Texto fornecido:
■ ■ ■ ■ ■ ■ ■

Mais de 70 obras produzidas ao longo das oito edições do Simpósio Internacional de Arte Contemporânea (SIAC) estão patentes, desde hoje e até ao final de Maio, na Sala Expositiva João Mendes Rosa, no Museu da Guarda. A mostra “Uma Década de SIAC: Colecção e Processo”, inaugurada esta tarde, reúne 74 obras de 71 artistas portugueses e estrangeiros, que vão desde a pintura, escultura, desenho, gravura, arte digital, fotografia e instalação artística.

No entender do presidente do Município da Guarda, Sérgio Costa, «esta exposição é uma riqueza que fica para a cidade e são um activo que valoriza a oferta turística e cultural». «O SIAC é a prova de que conseguimos atrair talentos e fixar criatividade», sustenta o autarca.

Como justificou Thierry dos Santos, coordenador do Museu da Guarda, este era «o momento certo» para ser feito «um balanço de uma iniciativa criada em 2016 por João Mendes Rosa [falecido em Dezembro de 2021] que, após a sua saída [em Junho de 2020 para ocupar as funções na chefia da Divisão da Cultura da Câmara Municipal de Oeiras], o Museu da Guarda assumiu a continuidade do projecto». «Passados dez anos, pareceu-nos pertinente e até necessário parar para reflectir sobre o impacto do SIAC na cidade», salientou o dirigente. Na sua opinião, «faz sentido dar a conhecer uma parte significativa da colecção que resultou das residências artísticas e de outras iniciativas desenvolvidas ao longo das várias edições do Simpósio» e «permitir que a comunidade guardense faça essa avaliação por si própria».

■ ■ ■ ■ ■ ■ ■

[Entradas de dados armazenadas]
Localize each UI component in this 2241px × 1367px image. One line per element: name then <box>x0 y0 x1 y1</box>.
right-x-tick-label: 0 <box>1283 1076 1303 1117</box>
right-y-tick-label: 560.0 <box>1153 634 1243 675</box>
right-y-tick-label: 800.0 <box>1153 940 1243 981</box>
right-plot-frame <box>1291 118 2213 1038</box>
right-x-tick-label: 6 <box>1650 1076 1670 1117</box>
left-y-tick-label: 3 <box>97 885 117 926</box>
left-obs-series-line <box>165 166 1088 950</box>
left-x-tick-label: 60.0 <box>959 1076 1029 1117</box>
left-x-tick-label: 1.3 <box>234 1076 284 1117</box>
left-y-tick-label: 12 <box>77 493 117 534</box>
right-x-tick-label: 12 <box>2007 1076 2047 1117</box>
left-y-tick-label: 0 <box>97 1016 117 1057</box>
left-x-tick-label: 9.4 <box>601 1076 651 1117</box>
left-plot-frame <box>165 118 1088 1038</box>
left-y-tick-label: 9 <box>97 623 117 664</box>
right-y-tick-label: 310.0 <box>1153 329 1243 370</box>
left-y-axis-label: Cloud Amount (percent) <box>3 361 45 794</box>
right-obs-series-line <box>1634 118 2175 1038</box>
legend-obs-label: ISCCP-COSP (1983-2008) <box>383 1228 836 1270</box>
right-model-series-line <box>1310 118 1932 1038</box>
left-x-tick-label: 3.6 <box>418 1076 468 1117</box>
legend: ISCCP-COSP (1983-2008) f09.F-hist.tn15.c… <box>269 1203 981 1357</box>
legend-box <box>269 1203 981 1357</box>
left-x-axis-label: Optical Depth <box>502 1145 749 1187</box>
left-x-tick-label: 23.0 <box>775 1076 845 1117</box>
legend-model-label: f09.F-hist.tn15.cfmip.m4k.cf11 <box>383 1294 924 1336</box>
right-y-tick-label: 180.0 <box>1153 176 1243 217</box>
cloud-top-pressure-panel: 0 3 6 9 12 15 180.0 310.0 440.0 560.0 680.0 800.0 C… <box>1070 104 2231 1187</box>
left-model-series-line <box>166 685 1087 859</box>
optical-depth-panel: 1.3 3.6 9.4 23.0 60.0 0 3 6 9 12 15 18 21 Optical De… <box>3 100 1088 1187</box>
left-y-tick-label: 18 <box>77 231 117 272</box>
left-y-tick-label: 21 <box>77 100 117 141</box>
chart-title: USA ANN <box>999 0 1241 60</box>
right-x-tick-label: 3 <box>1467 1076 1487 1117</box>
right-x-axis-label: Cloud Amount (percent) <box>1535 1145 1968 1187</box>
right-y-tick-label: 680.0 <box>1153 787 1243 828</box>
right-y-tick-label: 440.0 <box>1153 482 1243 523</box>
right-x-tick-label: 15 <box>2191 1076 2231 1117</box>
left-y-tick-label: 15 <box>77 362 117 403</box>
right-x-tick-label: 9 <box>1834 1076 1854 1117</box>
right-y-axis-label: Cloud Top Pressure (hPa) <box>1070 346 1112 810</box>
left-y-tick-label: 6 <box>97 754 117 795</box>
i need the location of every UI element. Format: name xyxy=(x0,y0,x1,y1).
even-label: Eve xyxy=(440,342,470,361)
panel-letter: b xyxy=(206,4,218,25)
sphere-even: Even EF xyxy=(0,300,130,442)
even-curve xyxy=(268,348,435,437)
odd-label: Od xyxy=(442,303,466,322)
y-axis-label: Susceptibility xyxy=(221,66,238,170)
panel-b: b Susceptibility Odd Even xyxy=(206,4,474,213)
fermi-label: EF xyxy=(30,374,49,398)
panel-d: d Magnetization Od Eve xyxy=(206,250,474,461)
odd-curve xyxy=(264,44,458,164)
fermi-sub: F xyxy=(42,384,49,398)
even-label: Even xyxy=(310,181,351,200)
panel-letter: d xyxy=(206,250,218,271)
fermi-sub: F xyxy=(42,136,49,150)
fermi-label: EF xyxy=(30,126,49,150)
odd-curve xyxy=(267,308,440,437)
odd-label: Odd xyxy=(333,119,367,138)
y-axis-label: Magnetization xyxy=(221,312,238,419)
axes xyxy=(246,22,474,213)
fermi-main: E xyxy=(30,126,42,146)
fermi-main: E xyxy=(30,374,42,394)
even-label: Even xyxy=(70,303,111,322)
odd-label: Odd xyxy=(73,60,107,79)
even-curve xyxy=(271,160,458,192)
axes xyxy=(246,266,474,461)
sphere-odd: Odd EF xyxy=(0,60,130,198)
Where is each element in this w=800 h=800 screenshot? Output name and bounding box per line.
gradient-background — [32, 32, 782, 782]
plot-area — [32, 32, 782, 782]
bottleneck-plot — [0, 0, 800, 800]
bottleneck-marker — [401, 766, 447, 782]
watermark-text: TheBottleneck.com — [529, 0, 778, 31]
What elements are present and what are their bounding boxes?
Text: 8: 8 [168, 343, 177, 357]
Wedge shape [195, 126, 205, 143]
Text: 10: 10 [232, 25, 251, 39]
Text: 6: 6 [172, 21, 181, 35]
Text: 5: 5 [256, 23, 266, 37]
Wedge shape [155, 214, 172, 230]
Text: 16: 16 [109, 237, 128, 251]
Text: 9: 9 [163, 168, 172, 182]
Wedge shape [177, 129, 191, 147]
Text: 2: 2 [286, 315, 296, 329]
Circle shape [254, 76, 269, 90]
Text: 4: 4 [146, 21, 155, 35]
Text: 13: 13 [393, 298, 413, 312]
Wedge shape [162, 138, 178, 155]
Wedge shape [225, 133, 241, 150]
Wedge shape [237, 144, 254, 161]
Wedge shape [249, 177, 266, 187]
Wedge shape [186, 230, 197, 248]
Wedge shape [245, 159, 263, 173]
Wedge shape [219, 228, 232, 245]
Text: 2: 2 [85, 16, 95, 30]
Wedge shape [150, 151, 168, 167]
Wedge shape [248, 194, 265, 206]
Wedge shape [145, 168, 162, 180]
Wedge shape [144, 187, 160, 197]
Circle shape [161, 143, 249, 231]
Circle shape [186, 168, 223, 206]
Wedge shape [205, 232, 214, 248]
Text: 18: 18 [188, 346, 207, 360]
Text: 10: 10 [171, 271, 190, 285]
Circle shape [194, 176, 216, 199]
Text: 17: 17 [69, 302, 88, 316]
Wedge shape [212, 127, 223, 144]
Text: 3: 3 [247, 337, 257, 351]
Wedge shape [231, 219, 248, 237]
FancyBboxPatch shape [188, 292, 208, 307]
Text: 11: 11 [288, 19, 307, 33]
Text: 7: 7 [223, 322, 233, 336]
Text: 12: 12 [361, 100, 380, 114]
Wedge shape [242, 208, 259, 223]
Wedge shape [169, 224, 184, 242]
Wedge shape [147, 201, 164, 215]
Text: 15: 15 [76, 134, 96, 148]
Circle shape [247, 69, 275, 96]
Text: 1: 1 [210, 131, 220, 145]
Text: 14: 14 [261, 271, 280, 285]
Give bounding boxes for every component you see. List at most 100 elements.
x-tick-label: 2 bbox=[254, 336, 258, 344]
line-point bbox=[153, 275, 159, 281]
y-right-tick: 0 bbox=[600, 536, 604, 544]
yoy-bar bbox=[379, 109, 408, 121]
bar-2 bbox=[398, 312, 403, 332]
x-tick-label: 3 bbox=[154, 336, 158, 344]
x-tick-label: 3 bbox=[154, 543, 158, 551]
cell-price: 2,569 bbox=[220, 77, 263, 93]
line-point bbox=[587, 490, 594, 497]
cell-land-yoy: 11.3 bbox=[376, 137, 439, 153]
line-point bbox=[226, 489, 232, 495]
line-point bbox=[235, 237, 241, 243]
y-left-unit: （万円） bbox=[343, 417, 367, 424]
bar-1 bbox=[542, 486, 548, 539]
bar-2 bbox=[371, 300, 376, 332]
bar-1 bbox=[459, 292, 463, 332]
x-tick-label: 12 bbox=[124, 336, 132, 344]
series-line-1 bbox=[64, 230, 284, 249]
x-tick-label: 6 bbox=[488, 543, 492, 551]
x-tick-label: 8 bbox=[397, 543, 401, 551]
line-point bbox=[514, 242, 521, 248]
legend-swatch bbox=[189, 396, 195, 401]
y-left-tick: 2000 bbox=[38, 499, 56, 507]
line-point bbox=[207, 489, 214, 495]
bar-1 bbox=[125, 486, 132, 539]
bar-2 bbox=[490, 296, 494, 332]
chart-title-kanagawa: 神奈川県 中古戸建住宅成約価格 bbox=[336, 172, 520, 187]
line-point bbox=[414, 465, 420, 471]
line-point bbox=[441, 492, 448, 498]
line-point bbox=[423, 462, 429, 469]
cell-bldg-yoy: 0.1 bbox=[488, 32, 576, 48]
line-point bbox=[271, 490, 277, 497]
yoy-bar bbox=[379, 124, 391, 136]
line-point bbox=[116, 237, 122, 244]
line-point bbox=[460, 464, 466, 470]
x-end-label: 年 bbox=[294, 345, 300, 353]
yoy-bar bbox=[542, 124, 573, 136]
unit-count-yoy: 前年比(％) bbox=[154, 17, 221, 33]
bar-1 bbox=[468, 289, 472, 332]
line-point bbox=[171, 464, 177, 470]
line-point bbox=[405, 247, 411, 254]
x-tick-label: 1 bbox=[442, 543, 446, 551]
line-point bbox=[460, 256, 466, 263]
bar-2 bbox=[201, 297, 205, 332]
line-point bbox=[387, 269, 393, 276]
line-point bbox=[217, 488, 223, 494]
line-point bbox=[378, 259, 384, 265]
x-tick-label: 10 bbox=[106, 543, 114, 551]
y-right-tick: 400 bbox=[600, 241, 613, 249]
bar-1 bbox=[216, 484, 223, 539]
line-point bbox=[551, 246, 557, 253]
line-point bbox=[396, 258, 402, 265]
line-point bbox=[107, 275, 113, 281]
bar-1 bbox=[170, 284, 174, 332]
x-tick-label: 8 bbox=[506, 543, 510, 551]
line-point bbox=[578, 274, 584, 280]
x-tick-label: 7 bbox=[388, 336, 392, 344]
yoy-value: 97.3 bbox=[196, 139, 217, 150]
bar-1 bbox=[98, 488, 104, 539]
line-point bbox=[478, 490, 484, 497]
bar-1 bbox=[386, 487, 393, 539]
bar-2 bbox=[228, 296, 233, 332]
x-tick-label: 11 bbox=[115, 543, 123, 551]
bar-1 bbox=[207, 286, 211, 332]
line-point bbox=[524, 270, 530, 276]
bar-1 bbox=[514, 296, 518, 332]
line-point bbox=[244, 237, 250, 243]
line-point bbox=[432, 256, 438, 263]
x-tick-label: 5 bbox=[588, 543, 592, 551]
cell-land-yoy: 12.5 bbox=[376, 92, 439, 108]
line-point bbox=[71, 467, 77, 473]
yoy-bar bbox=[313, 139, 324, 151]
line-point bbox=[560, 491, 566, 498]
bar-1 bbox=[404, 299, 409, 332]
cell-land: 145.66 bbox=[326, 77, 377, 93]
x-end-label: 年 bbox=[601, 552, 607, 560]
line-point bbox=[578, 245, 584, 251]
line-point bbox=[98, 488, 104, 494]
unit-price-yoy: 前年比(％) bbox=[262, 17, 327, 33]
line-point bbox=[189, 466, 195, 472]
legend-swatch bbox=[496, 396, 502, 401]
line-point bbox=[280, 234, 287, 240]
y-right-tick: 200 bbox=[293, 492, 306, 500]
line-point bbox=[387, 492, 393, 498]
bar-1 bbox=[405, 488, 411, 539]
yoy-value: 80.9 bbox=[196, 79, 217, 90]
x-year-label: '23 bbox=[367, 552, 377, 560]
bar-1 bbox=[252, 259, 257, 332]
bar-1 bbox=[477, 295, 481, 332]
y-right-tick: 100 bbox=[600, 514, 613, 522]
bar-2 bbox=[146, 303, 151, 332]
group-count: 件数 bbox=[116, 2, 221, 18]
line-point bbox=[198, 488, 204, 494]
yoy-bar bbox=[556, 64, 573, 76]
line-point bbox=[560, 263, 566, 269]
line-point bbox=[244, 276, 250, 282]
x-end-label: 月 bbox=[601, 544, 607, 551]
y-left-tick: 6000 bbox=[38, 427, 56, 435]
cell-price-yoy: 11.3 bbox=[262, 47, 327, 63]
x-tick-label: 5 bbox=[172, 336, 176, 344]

■ ■ ■ ■ ■ ■ ■

Exercícios:
A) Devolva, sem qualquer alteração, o trecho do texto sobre a exposição do SIAC que abre com as palavras "No entender do" e fecha com "sustenta o autarca.".
B) Enumere todas as formas de expressão artística que, segundo o texto sobre a exposição do SIAC, estão representadas nas obras reunidas na mostra.
C) Escreva a continuação do texto sobre a exposição do SIAC a partir do ponto em que ele termina.

Exercícios resolvidos:
A)
No entender do presidente do Município da Guarda, Sérgio Costa, «esta exposição é uma riqueza que fica para a cidade e são um activo que valoriza a oferta turística e cultural». «O SIAC é a prova de que conseguimos atrair talentos e fixar criatividade», sustenta o autarca.

B) pintura, escultura, desenho, gravura, arte digital, fotografia e instalação artística

C)
Oito edições de SIAC desde 2016

Como é referido no folheto da exposição, «o SIAC abriu, desde 2016, um campo fértil de encontro, criação e experimentação, reunindo artistas nacionais, criadores locais e autores internacionais a trabalharem sobre – e com – este território». «Ao longo de oito edições – amplamente documentadas – o SIAC consolidou-se como um significativo programa de residências artísticas em Portugal», pode ainda ler-se no texto do Museu da Guarda, que recorda que, «ao longo do seu percurso, o SIAC foi também palco de homenagens a figuras maiores da cultura portuguesa – Paula Rego, Sophia de Mello Breyner Andresen, José Saramago e Eduardo Lourenço – cujas vozes, cada uma à sua maneira, ecoam nas propostas artísticas desenvolvidas. São presenças tutelares que intensificam a dimensão literária, ética e humanista deste projecto».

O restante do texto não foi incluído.